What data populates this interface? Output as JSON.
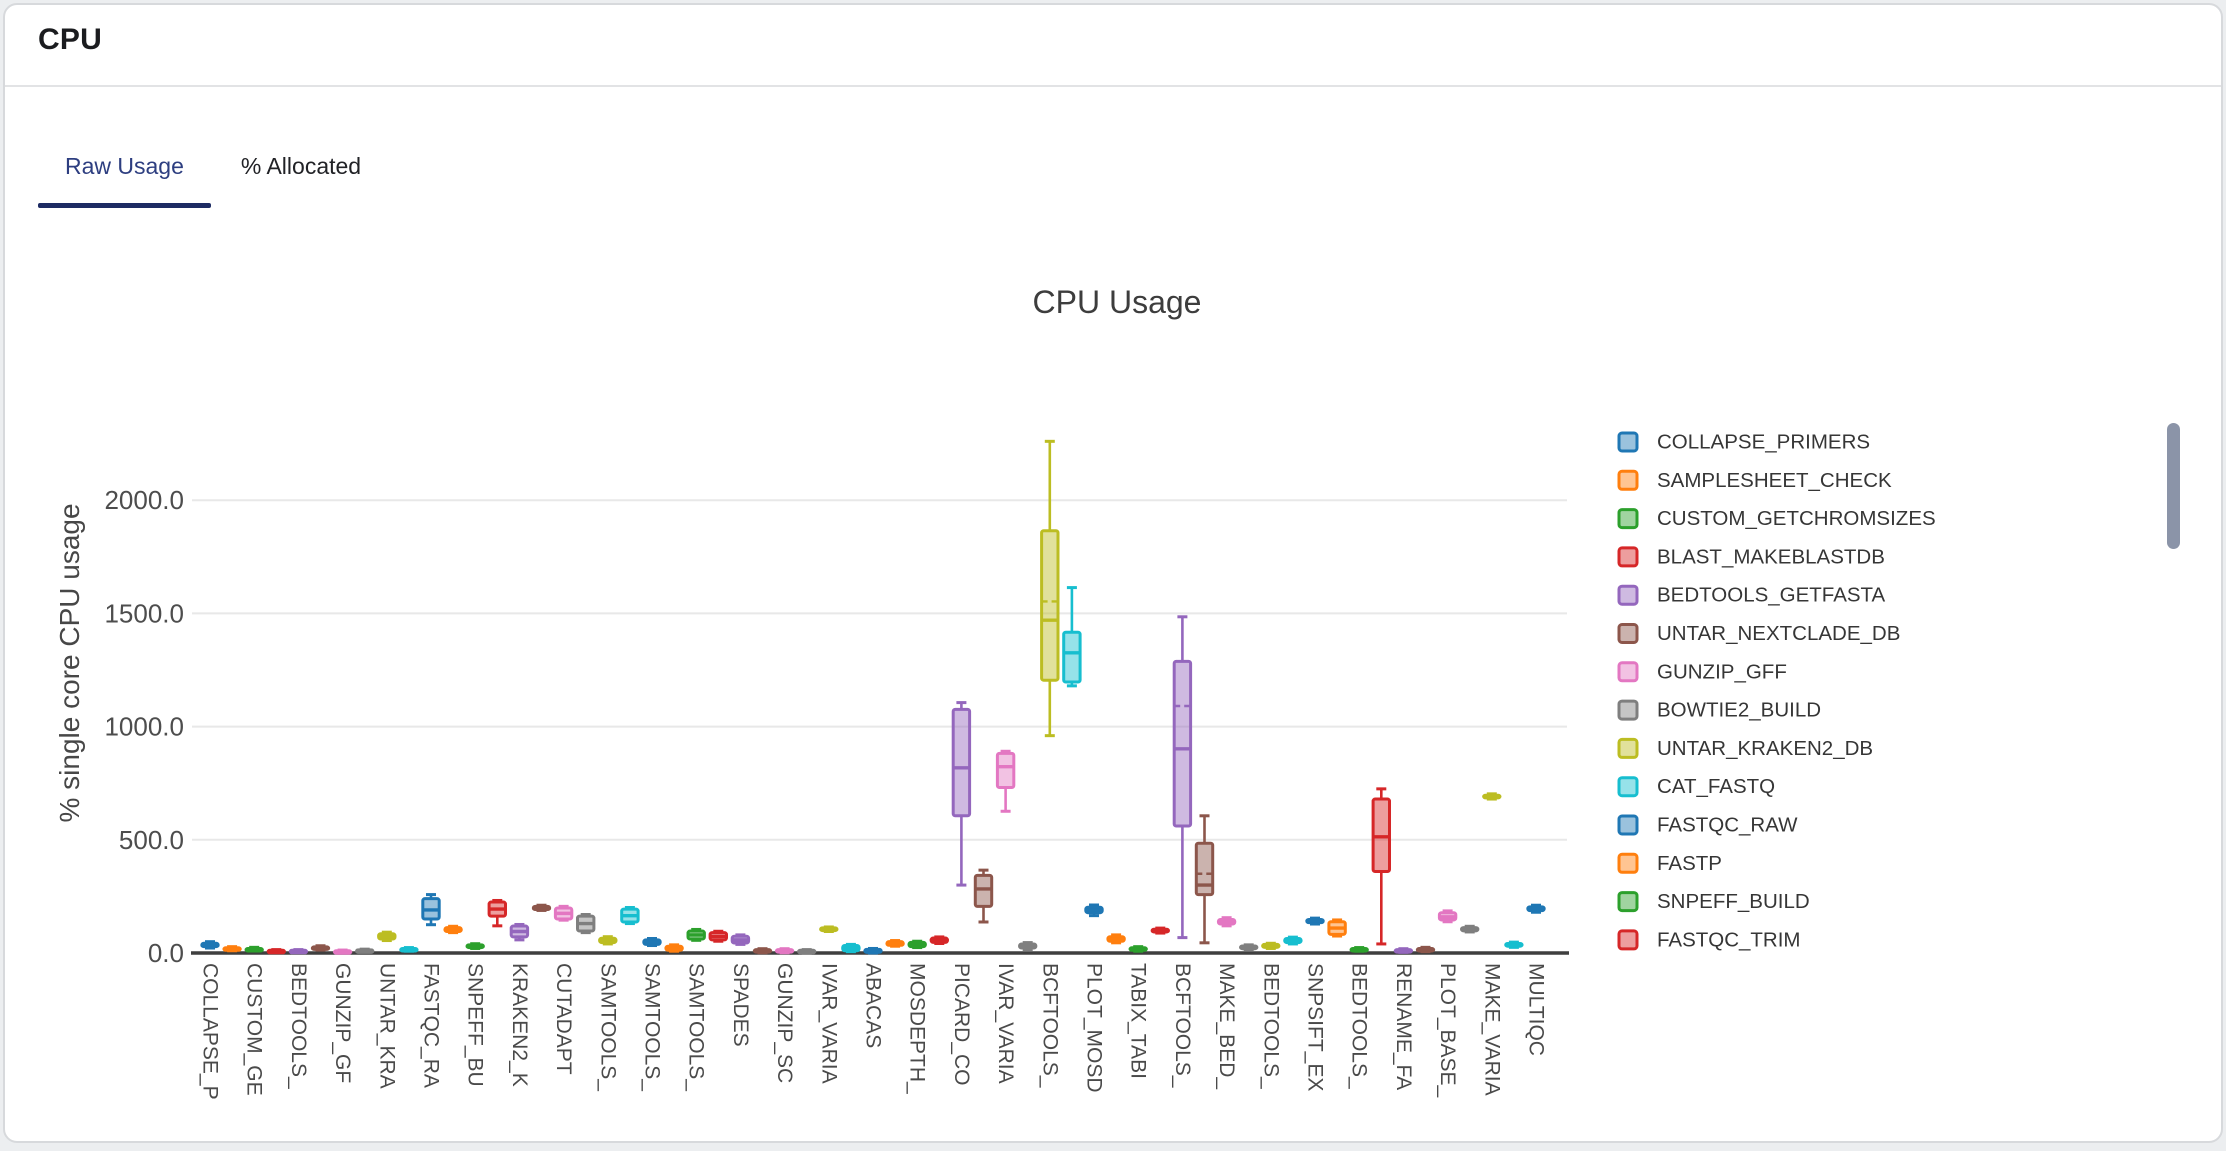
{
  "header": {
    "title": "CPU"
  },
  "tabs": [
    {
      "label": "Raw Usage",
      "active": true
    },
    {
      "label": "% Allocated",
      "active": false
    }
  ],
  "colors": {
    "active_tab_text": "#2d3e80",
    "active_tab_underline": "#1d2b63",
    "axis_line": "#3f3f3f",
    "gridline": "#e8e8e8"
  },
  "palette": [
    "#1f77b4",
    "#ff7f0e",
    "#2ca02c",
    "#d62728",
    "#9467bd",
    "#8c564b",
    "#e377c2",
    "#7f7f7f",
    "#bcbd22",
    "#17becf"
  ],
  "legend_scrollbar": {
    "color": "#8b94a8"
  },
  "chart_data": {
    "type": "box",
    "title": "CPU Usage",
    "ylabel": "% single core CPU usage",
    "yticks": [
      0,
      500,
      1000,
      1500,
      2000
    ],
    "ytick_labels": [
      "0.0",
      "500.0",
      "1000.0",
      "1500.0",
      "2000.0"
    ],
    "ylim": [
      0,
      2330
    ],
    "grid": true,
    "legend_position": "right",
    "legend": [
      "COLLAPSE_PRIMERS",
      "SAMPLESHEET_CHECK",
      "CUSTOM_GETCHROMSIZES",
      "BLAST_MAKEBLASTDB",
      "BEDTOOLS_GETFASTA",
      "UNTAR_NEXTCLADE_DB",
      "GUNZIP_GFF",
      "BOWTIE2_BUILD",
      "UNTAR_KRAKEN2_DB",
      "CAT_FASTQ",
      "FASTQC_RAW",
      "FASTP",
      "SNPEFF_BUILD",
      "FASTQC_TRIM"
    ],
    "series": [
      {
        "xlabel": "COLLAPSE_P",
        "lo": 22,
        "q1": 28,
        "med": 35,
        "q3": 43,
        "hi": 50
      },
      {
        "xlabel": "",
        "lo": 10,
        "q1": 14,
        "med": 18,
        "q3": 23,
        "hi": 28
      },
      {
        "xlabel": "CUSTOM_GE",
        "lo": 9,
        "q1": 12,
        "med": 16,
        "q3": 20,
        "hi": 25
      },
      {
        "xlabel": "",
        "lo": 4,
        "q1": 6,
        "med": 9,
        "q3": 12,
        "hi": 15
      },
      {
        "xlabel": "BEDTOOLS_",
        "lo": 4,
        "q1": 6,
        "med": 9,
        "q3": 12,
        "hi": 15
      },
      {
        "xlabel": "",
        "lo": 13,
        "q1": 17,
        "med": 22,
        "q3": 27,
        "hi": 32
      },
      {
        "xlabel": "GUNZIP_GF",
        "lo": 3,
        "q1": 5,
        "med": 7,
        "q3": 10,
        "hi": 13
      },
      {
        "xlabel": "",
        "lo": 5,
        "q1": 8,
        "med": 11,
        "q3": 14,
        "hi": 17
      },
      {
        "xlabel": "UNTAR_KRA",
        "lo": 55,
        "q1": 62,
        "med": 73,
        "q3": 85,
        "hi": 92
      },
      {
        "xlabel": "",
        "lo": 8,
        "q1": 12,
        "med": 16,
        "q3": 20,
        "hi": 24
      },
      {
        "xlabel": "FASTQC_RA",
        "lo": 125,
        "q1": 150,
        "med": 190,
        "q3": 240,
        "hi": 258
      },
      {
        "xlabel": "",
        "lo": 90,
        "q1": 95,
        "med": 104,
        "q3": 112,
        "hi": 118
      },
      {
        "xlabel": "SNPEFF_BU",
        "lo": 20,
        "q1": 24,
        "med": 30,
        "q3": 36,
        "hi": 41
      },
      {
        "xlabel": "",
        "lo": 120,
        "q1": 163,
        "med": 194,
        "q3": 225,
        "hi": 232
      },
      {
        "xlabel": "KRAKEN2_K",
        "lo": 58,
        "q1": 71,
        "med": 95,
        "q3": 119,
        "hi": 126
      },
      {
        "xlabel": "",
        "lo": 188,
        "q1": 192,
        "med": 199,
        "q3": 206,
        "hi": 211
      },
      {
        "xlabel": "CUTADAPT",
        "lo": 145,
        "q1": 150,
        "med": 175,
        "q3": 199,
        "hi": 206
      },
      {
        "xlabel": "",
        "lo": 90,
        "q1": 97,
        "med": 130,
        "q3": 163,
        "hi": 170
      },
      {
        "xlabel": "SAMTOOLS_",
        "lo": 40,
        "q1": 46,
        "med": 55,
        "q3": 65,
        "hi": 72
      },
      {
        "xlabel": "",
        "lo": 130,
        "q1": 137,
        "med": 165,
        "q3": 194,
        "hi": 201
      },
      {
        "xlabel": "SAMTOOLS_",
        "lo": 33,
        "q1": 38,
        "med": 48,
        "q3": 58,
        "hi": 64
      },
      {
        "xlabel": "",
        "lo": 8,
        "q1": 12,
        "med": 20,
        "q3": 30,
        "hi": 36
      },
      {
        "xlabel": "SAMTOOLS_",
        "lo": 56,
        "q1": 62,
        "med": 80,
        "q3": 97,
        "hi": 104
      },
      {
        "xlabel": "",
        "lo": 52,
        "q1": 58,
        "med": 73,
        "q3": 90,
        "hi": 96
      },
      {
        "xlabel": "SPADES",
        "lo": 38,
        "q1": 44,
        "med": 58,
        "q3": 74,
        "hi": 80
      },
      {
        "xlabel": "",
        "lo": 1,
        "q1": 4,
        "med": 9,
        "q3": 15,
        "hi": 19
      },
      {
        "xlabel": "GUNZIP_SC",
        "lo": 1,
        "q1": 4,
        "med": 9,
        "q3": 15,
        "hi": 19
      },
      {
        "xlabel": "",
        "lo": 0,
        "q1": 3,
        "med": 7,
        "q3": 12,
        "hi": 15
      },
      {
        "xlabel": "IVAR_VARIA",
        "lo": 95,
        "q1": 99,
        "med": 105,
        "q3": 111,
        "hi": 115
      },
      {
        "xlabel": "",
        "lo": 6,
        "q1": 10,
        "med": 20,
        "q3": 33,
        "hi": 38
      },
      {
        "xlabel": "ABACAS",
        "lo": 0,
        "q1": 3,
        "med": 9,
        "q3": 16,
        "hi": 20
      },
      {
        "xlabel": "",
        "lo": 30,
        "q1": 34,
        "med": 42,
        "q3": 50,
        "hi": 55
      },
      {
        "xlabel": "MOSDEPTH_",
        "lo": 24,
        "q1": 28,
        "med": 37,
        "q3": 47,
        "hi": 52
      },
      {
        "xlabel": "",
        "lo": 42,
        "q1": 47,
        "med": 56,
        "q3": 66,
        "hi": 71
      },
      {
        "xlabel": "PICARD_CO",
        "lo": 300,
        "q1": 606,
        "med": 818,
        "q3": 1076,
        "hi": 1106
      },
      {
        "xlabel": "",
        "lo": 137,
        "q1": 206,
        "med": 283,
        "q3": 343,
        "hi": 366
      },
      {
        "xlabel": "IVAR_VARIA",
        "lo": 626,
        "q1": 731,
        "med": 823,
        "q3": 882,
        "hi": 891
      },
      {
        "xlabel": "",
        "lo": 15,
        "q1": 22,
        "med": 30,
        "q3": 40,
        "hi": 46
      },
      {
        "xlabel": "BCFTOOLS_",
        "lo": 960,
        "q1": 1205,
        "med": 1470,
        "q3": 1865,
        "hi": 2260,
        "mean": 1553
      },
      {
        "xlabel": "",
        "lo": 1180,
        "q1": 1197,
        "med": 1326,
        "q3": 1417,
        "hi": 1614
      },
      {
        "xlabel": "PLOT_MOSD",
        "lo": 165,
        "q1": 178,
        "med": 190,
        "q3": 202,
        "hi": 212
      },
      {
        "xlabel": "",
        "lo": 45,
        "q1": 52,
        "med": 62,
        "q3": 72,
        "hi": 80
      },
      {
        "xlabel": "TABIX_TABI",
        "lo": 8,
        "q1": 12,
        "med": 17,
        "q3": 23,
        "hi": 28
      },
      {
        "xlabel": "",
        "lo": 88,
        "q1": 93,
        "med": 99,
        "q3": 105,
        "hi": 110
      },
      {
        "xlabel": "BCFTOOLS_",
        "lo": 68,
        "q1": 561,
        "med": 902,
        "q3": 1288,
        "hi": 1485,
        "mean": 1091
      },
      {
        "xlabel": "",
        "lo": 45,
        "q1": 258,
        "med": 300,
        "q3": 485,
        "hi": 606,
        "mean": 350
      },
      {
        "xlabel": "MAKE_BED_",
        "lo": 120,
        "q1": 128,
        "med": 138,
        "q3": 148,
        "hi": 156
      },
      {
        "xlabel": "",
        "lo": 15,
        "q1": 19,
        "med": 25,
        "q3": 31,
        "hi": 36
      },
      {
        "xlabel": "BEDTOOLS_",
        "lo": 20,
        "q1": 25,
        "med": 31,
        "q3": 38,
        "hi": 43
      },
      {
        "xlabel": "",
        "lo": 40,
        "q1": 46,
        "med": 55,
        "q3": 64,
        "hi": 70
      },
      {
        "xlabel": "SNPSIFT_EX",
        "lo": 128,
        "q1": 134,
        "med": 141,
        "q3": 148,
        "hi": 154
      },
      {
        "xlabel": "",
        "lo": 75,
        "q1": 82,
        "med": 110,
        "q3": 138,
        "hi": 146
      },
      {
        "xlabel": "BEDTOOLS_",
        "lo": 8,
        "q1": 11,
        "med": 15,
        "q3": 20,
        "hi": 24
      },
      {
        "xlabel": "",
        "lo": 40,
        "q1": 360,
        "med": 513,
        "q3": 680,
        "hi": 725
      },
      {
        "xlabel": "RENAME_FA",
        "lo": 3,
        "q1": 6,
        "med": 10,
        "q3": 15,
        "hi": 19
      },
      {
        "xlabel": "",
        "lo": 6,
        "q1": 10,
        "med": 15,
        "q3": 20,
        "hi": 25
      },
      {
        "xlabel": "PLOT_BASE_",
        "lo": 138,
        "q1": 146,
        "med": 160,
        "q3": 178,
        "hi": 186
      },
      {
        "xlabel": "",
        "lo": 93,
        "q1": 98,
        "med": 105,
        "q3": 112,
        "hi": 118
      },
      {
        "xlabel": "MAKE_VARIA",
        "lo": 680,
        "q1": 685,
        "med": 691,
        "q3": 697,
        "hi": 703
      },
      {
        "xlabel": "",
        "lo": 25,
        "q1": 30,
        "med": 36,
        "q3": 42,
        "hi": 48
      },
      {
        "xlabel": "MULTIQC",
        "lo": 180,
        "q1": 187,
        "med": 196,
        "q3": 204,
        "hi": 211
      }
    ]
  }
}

------------------------------------------------------------

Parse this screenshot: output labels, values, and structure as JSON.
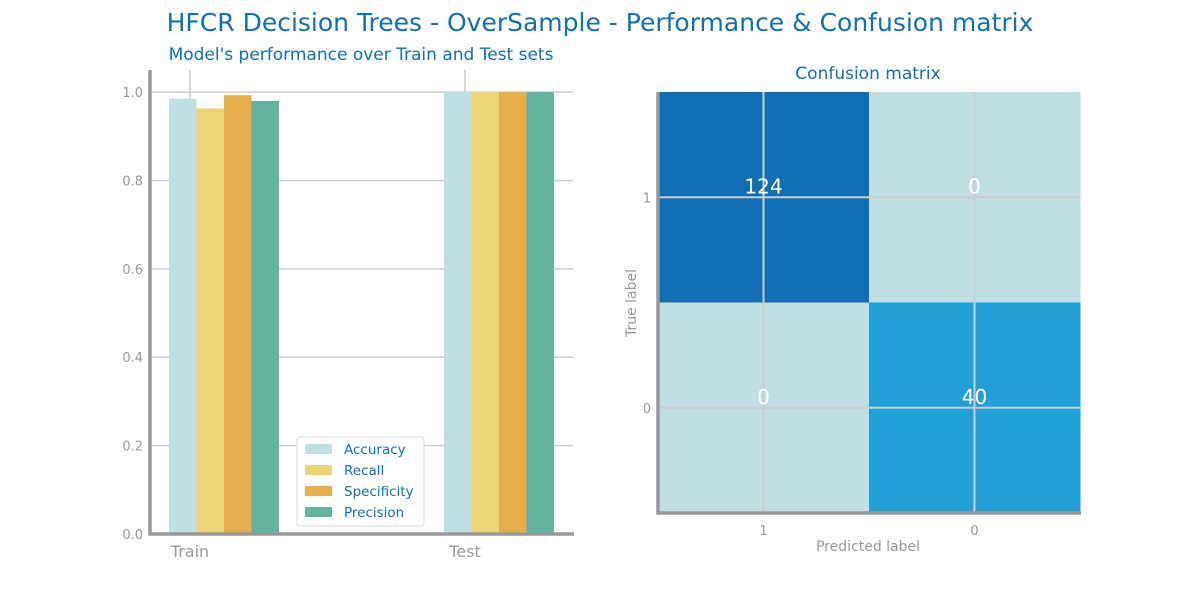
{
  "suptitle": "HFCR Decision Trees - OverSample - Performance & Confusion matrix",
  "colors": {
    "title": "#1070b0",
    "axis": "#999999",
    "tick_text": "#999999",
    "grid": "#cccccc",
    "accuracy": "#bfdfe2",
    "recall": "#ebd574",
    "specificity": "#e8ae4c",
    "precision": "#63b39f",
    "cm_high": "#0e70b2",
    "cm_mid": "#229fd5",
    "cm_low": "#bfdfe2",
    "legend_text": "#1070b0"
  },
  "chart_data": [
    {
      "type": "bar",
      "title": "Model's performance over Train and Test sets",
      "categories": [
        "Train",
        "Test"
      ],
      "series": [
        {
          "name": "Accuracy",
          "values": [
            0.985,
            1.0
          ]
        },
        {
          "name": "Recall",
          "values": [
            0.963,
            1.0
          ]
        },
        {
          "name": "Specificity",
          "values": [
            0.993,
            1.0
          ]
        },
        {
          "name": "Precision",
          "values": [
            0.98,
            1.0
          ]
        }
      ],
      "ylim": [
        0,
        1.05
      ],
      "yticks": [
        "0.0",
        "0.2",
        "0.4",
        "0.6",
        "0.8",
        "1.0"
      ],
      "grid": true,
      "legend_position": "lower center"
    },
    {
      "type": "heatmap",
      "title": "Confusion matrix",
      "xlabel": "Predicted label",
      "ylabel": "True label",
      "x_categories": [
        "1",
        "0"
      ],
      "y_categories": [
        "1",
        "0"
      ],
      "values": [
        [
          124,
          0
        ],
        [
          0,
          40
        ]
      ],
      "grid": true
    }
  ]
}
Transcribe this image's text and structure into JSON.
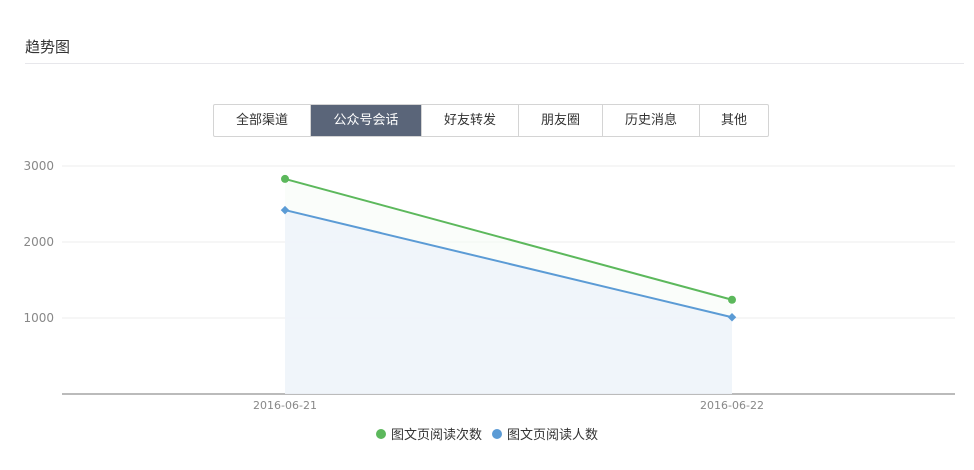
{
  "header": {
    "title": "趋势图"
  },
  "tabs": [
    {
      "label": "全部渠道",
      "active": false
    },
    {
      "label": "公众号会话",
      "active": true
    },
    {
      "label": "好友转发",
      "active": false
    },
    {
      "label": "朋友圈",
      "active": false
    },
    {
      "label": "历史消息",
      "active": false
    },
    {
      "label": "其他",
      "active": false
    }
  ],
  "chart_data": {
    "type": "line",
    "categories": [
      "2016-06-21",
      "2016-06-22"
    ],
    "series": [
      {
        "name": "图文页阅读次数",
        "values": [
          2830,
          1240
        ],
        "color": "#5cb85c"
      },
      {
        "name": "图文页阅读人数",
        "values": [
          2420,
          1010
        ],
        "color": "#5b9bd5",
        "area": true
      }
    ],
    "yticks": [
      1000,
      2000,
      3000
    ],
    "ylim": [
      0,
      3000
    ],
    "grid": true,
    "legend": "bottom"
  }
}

------------------------------------------------------------

**Job:**
Track down every line of the material containing the string "this", and copy it.

**Written answer:**
What data populates this interface? Output as JSON.
Parse this screenshot: output labels, values, and structure as JSON.
Transcribe this image's text and structure into JSON.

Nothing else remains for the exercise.